--- PROVIDED MATERIAL ---
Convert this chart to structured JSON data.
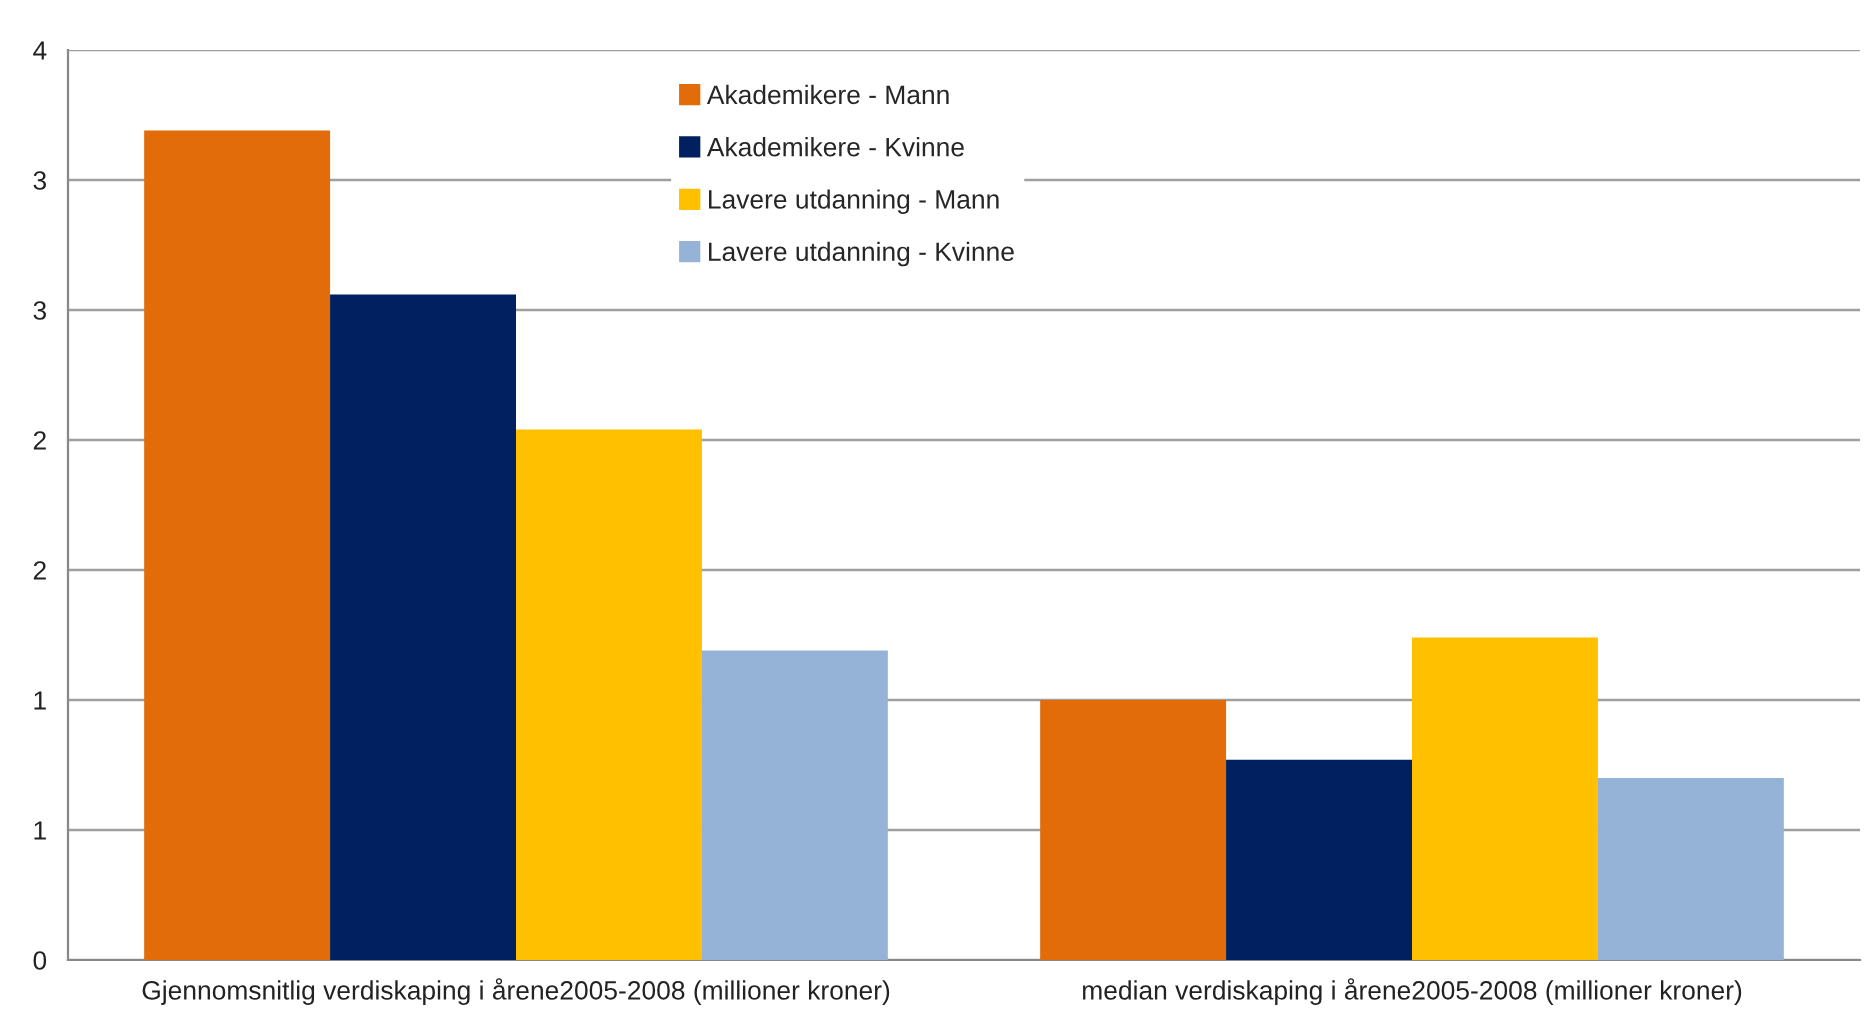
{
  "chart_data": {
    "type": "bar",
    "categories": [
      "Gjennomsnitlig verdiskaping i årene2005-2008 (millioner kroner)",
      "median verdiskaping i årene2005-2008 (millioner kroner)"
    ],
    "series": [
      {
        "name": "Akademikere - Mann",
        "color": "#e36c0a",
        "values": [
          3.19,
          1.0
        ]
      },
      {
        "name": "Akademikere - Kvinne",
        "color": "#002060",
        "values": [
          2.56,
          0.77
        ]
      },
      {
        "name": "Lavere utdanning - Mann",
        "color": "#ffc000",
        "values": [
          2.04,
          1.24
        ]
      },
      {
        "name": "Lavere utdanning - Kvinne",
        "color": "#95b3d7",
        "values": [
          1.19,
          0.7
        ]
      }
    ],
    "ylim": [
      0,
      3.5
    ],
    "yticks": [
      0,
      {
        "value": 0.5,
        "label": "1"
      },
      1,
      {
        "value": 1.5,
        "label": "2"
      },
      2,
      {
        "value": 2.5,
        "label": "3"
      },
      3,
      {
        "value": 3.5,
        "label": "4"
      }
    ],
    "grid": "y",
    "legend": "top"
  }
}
* * *
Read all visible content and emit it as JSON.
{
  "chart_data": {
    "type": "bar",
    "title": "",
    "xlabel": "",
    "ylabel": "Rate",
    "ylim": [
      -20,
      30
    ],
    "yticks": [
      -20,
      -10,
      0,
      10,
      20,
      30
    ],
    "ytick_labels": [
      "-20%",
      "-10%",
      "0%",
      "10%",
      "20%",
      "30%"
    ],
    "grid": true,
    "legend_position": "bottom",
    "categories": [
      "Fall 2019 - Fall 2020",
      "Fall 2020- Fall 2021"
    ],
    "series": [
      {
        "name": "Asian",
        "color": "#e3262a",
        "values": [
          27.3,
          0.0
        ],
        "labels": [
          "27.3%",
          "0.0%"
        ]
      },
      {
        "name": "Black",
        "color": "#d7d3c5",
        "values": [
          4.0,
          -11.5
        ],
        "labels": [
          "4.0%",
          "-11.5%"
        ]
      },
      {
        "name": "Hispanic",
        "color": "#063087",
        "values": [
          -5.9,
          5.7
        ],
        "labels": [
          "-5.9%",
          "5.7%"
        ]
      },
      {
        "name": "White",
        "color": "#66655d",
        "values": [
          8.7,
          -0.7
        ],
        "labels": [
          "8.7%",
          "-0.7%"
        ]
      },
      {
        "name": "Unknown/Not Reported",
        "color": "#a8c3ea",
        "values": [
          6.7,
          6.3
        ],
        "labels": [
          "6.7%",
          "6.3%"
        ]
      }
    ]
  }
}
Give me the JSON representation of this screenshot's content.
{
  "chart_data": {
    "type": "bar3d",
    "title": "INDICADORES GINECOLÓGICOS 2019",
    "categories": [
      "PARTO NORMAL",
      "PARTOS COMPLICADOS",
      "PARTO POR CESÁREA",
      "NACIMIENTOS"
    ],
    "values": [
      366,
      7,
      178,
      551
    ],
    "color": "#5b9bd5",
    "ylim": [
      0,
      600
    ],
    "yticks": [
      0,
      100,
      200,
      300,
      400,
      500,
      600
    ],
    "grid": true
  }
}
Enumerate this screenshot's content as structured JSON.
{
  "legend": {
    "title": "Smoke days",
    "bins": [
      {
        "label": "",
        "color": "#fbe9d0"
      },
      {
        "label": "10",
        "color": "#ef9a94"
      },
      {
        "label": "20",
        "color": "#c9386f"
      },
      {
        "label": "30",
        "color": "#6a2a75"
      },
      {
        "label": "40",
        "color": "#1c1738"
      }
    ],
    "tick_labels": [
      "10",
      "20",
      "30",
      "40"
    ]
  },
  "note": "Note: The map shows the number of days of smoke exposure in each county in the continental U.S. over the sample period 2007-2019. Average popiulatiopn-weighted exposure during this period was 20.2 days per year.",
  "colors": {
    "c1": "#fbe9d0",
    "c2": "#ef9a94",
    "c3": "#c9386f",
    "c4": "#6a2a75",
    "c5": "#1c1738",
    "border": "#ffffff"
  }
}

--- THE TASK ---
Read the lines above. Gather those in which the string "Lavere" is found.

--- SOLUTION TO THIS TASK ---
        "name": "Lavere utdanning - Mann",
        "name": "Lavere utdanning - Kvinne",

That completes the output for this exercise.